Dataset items
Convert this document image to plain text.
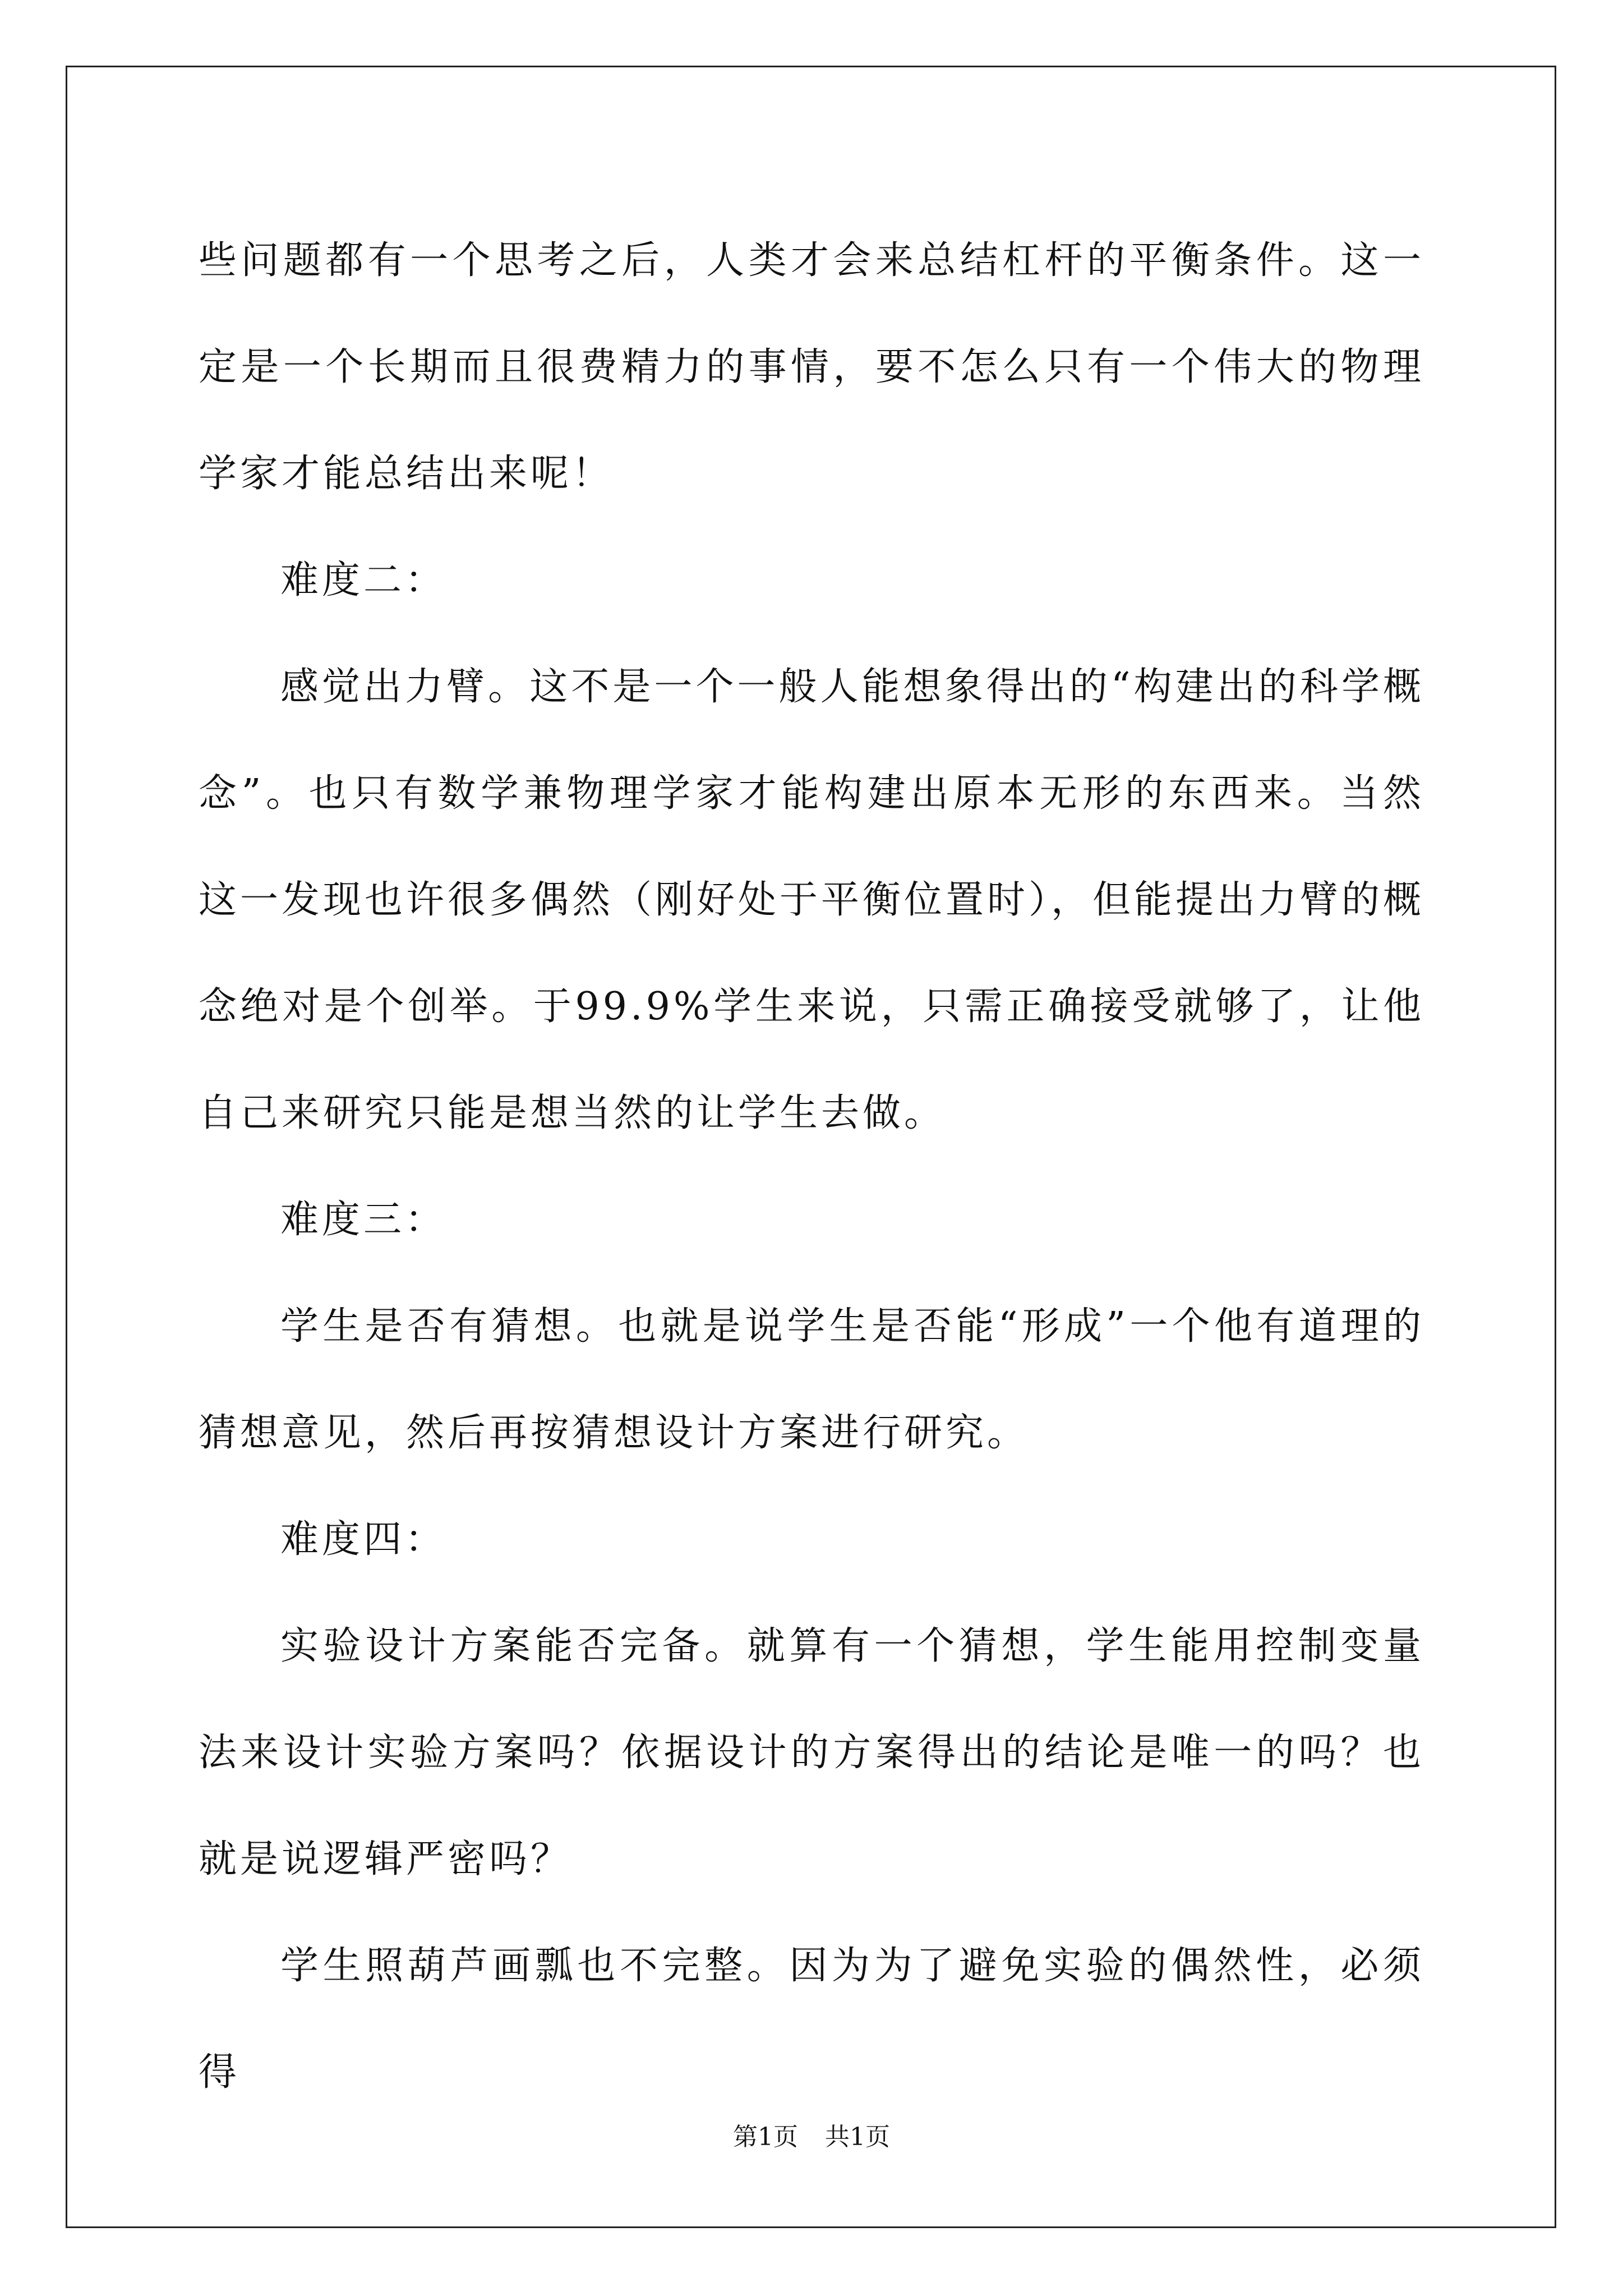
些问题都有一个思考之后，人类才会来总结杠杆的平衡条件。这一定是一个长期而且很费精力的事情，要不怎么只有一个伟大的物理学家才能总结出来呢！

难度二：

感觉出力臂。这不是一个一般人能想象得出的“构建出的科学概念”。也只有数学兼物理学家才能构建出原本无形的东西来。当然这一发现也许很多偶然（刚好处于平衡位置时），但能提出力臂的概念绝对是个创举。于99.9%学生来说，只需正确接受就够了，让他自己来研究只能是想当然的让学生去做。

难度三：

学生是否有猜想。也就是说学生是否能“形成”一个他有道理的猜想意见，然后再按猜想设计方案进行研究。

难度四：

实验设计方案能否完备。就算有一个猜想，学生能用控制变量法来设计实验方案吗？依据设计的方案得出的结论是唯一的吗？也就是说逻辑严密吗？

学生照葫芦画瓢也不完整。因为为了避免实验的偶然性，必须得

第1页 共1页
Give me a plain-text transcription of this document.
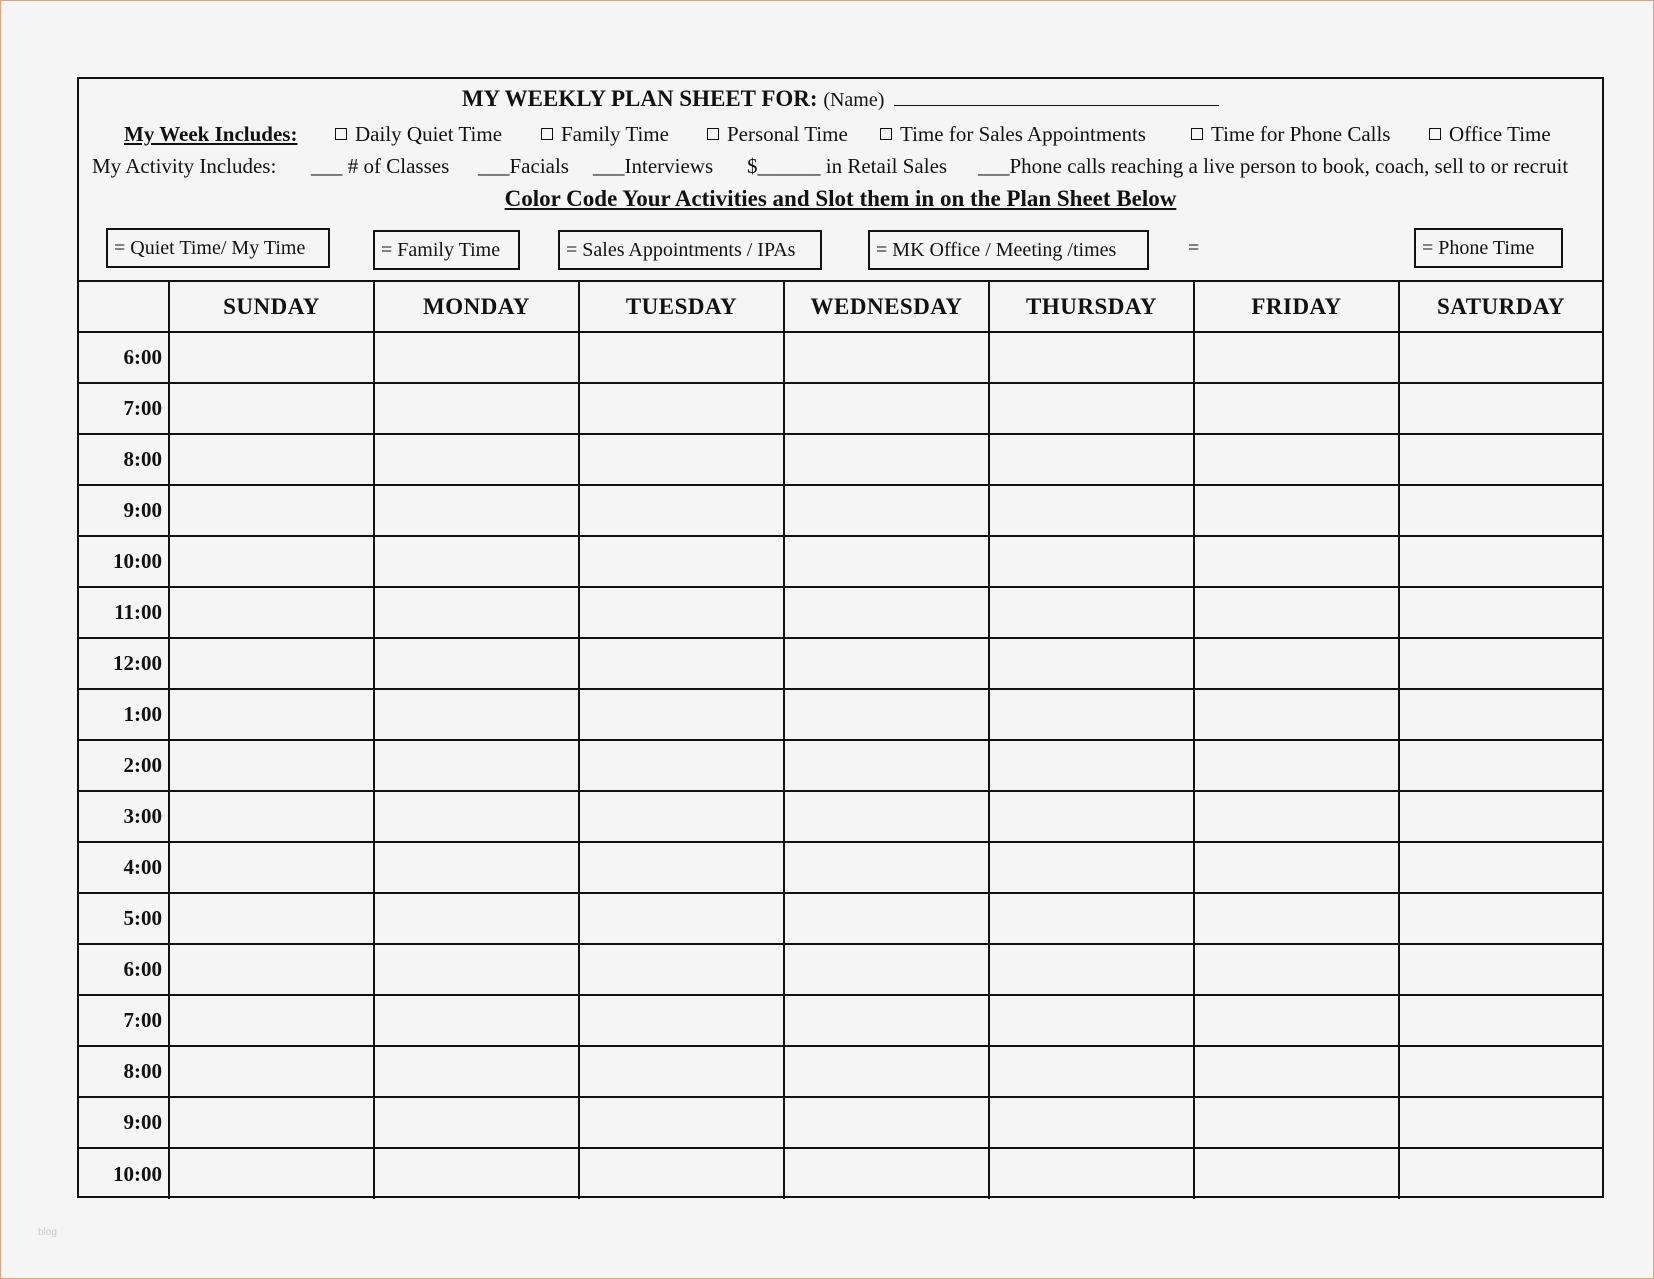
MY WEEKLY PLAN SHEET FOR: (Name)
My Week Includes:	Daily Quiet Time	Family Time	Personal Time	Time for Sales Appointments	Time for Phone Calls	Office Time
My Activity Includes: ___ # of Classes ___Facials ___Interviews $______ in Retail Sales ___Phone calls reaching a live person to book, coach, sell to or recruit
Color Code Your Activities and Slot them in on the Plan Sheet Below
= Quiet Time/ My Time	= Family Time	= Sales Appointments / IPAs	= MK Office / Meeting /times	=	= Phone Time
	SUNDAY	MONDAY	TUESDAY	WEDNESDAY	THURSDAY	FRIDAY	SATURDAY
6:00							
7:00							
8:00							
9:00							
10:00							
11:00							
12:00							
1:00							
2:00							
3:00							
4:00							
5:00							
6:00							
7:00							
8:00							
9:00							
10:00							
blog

» Task to complete
Identify and copy the lines holding the word "Office".

» Solved exercise
My Week Includes:	Daily Quiet Time	Family Time	Personal Time	Time for Sales Appointments	Time for Phone Calls	Office Time
= Quiet Time/ My Time	= Family Time	= Sales Appointments / IPAs	= MK Office / Meeting /times	=	= Phone Time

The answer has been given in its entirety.